**Records for the exercise:**
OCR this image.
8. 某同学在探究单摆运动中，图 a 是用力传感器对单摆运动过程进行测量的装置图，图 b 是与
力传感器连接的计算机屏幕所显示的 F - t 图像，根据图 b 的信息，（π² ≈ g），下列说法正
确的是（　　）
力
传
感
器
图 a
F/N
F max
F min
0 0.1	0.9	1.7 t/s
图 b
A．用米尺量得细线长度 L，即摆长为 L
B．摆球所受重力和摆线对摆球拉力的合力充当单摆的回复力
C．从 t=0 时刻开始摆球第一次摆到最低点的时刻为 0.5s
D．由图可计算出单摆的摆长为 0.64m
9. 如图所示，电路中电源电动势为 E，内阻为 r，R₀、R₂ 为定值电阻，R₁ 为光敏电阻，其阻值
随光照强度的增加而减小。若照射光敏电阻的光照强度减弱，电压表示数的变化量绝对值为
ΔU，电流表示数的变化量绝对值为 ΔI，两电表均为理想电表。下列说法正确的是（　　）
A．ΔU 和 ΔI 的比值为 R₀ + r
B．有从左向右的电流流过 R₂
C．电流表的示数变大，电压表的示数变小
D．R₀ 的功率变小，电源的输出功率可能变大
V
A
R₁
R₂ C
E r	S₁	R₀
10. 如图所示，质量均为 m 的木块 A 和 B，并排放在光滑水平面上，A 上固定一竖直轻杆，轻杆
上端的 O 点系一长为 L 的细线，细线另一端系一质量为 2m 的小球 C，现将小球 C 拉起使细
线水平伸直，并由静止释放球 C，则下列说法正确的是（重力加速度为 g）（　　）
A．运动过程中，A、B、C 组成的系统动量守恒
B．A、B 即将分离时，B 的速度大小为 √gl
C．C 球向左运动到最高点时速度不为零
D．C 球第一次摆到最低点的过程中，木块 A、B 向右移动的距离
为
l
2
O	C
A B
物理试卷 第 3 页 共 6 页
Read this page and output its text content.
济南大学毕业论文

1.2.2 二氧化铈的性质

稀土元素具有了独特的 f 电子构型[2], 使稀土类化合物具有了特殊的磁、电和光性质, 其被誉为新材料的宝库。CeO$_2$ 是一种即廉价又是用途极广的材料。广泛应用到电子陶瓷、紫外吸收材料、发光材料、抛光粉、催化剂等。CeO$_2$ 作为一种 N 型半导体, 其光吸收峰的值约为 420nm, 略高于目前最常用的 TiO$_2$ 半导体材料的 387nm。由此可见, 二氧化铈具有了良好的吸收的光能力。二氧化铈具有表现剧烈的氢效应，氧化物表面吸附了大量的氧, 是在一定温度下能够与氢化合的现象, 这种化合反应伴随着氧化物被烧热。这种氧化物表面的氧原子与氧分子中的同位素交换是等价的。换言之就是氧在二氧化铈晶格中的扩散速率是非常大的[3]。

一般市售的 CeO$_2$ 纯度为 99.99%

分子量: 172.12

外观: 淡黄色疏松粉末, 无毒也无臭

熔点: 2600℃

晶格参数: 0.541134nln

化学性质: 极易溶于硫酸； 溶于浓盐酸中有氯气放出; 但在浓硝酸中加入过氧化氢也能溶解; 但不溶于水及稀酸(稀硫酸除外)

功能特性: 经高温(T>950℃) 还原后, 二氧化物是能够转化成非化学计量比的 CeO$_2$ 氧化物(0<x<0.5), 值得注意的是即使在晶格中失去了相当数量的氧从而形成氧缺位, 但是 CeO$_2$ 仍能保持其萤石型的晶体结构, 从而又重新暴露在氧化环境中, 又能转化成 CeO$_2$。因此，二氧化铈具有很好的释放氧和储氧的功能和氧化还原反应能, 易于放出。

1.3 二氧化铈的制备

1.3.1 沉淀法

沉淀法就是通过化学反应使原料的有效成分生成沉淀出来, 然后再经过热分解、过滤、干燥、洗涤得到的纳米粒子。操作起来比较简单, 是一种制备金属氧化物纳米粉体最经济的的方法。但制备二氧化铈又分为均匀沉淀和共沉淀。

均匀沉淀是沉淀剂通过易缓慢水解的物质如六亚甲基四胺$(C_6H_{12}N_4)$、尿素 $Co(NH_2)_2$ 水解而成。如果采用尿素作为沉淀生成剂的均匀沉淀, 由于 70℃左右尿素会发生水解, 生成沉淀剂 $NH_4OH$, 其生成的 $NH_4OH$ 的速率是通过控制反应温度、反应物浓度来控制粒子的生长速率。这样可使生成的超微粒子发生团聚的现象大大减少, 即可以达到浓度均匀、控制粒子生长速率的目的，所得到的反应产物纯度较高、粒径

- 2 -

**Exercise aim:** Retype the records in full. Keep every line identical to the original.

**Exercise solution:**
OCR this image.
8. 某同学在探究单摆运动中，图 a 是用力传感器对单摆运动过程进行测量的装置图，图 b 是与
力传感器连接的计算机屏幕所显示的 F - t 图像，根据图 b 的信息，（π² ≈ g），下列说法正
确的是（　　）
力
传
感
器
图 a
F/N
F max
F min
0 0.1	0.9	1.7 t/s
图 b
A．用米尺量得细线长度 L，即摆长为 L
B．摆球所受重力和摆线对摆球拉力的合力充当单摆的回复力
C．从 t=0 时刻开始摆球第一次摆到最低点的时刻为 0.5s
D．由图可计算出单摆的摆长为 0.64m
9. 如图所示，电路中电源电动势为 E，内阻为 r，R₀、R₂ 为定值电阻，R₁ 为光敏电阻，其阻值
随光照强度的增加而减小。若照射光敏电阻的光照强度减弱，电压表示数的变化量绝对值为
ΔU，电流表示数的变化量绝对值为 ΔI，两电表均为理想电表。下列说法正确的是（　　）
A．ΔU 和 ΔI 的比值为 R₀ + r
B．有从左向右的电流流过 R₂
C．电流表的示数变大，电压表的示数变小
D．R₀ 的功率变小，电源的输出功率可能变大
V
A
R₁
R₂ C
E r	S₁	R₀
10. 如图所示，质量均为 m 的木块 A 和 B，并排放在光滑水平面上，A 上固定一竖直轻杆，轻杆
上端的 O 点系一长为 L 的细线，细线另一端系一质量为 2m 的小球 C，现将小球 C 拉起使细
线水平伸直，并由静止释放球 C，则下列说法正确的是（重力加速度为 g）（　　）
A．运动过程中，A、B、C 组成的系统动量守恒
B．A、B 即将分离时，B 的速度大小为 √gl
C．C 球向左运动到最高点时速度不为零
D．C 球第一次摆到最低点的过程中，木块 A、B 向右移动的距离
为
l
2
O	C
A B
物理试卷 第 3 页 共 6 页
Read this page and output its text content.
济南大学毕业论文

1.2.2 二氧化铈的性质

稀土元素具有了独特的 f 电子构型[2], 使稀土类化合物具有了特殊的磁、电和光性质, 其被誉为新材料的宝库。CeO$_2$ 是一种即廉价又是用途极广的材料。广泛应用到电子陶瓷、紫外吸收材料、发光材料、抛光粉、催化剂等。CeO$_2$ 作为一种 N 型半导体, 其光吸收峰的值约为 420nm, 略高于目前最常用的 TiO$_2$ 半导体材料的 387nm。由此可见, 二氧化铈具有了良好的吸收的光能力。二氧化铈具有表现剧烈的氢效应，氧化物表面吸附了大量的氧, 是在一定温度下能够与氢化合的现象, 这种化合反应伴随着氧化物被烧热。这种氧化物表面的氧原子与氧分子中的同位素交换是等价的。换言之就是氧在二氧化铈晶格中的扩散速率是非常大的[3]。

一般市售的 CeO$_2$ 纯度为 99.99%

分子量: 172.12

外观: 淡黄色疏松粉末, 无毒也无臭

熔点: 2600℃

晶格参数: 0.541134nln

化学性质: 极易溶于硫酸； 溶于浓盐酸中有氯气放出; 但在浓硝酸中加入过氧化氢也能溶解; 但不溶于水及稀酸(稀硫酸除外)

功能特性: 经高温(T>950℃) 还原后, 二氧化物是能够转化成非化学计量比的 CeO$_2$ 氧化物(0<x<0.5), 值得注意的是即使在晶格中失去了相当数量的氧从而形成氧缺位, 但是 CeO$_2$ 仍能保持其萤石型的晶体结构, 从而又重新暴露在氧化环境中, 又能转化成 CeO$_2$。因此，二氧化铈具有很好的释放氧和储氧的功能和氧化还原反应能, 易于放出。

1.3 二氧化铈的制备

1.3.1 沉淀法

沉淀法就是通过化学反应使原料的有效成分生成沉淀出来, 然后再经过热分解、过滤、干燥、洗涤得到的纳米粒子。操作起来比较简单, 是一种制备金属氧化物纳米粉体最经济的的方法。但制备二氧化铈又分为均匀沉淀和共沉淀。

均匀沉淀是沉淀剂通过易缓慢水解的物质如六亚甲基四胺$(C_6H_{12}N_4)$、尿素 $Co(NH_2)_2$ 水解而成。如果采用尿素作为沉淀生成剂的均匀沉淀, 由于 70℃左右尿素会发生水解, 生成沉淀剂 $NH_4OH$, 其生成的 $NH_4OH$ 的速率是通过控制反应温度、反应物浓度来控制粒子的生长速率。这样可使生成的超微粒子发生团聚的现象大大减少, 即可以达到浓度均匀、控制粒子生长速率的目的，所得到的反应产物纯度较高、粒径

- 2 -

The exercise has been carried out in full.